### EXERCISE INSTRUCTIONS
Please pull out every line that includes the string "other".

### Data records
↓↓↓

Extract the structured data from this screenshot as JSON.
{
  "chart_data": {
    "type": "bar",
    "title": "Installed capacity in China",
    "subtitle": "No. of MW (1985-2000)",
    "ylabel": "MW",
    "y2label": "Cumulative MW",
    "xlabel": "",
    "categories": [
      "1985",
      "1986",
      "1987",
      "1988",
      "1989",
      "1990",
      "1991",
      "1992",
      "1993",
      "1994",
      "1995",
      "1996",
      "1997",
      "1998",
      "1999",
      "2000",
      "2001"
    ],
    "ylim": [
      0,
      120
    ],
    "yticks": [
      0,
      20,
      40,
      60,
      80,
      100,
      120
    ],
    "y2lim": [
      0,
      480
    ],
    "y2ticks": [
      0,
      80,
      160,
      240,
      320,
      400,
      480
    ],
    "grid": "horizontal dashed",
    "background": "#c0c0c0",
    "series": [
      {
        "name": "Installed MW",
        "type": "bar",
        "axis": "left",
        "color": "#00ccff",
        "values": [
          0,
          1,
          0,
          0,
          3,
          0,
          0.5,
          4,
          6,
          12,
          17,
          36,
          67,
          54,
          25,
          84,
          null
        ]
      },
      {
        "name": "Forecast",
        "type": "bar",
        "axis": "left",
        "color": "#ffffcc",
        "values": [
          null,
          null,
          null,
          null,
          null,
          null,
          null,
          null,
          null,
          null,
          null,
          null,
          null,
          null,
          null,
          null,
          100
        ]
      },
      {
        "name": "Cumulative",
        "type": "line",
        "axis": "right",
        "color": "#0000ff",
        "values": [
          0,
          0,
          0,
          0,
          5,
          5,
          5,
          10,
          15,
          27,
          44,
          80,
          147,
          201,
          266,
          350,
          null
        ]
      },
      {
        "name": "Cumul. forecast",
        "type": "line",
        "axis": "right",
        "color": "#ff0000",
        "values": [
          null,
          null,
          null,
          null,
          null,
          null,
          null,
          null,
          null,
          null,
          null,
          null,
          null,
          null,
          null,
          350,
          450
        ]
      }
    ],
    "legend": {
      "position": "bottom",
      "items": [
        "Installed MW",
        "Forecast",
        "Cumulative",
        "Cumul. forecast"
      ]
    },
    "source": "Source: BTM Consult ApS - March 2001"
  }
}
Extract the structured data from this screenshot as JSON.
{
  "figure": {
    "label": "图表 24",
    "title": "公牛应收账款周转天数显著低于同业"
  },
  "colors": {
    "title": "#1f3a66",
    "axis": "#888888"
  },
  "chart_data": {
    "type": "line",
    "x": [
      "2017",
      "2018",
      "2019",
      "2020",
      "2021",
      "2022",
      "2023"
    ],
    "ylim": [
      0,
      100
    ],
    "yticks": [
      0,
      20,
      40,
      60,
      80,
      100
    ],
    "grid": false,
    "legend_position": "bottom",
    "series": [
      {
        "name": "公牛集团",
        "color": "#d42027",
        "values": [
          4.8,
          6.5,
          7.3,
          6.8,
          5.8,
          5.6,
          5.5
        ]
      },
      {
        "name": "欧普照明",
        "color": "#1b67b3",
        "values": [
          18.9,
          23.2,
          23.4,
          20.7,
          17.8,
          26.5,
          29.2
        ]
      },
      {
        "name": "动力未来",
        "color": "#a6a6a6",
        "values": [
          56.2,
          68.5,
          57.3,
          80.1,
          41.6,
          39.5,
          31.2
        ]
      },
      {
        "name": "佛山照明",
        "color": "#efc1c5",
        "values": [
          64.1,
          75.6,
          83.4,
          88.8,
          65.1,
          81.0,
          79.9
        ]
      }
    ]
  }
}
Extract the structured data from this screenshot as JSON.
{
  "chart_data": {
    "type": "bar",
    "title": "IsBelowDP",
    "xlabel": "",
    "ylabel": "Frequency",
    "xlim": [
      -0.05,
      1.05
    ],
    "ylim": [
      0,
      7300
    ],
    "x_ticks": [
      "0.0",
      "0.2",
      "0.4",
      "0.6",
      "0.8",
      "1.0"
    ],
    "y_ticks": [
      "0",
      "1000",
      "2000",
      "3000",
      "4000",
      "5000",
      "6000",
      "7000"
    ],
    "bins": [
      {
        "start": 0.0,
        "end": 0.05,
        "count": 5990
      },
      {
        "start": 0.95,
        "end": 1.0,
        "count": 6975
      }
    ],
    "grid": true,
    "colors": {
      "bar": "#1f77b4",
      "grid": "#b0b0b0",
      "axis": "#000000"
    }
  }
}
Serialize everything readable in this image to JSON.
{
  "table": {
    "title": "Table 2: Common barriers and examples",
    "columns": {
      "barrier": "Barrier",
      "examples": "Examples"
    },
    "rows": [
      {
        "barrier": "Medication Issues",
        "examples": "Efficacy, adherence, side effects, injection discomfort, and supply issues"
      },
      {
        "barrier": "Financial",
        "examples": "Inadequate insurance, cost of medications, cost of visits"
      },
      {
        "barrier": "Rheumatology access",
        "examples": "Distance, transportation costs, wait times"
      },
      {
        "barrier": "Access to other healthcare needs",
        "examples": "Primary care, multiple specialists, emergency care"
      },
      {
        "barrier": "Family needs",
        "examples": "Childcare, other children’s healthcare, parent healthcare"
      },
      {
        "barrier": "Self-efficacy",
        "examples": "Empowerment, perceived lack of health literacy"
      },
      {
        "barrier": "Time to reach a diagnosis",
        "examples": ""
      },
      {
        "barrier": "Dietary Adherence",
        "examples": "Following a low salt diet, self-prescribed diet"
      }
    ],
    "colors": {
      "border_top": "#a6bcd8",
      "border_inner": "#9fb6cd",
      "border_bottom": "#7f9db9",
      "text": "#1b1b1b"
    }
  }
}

↑↑↑

### REPLY
        "barrier": "Access to other healthcare needs",
        "examples": "Childcare, other children’s healthcare, parent healthcare"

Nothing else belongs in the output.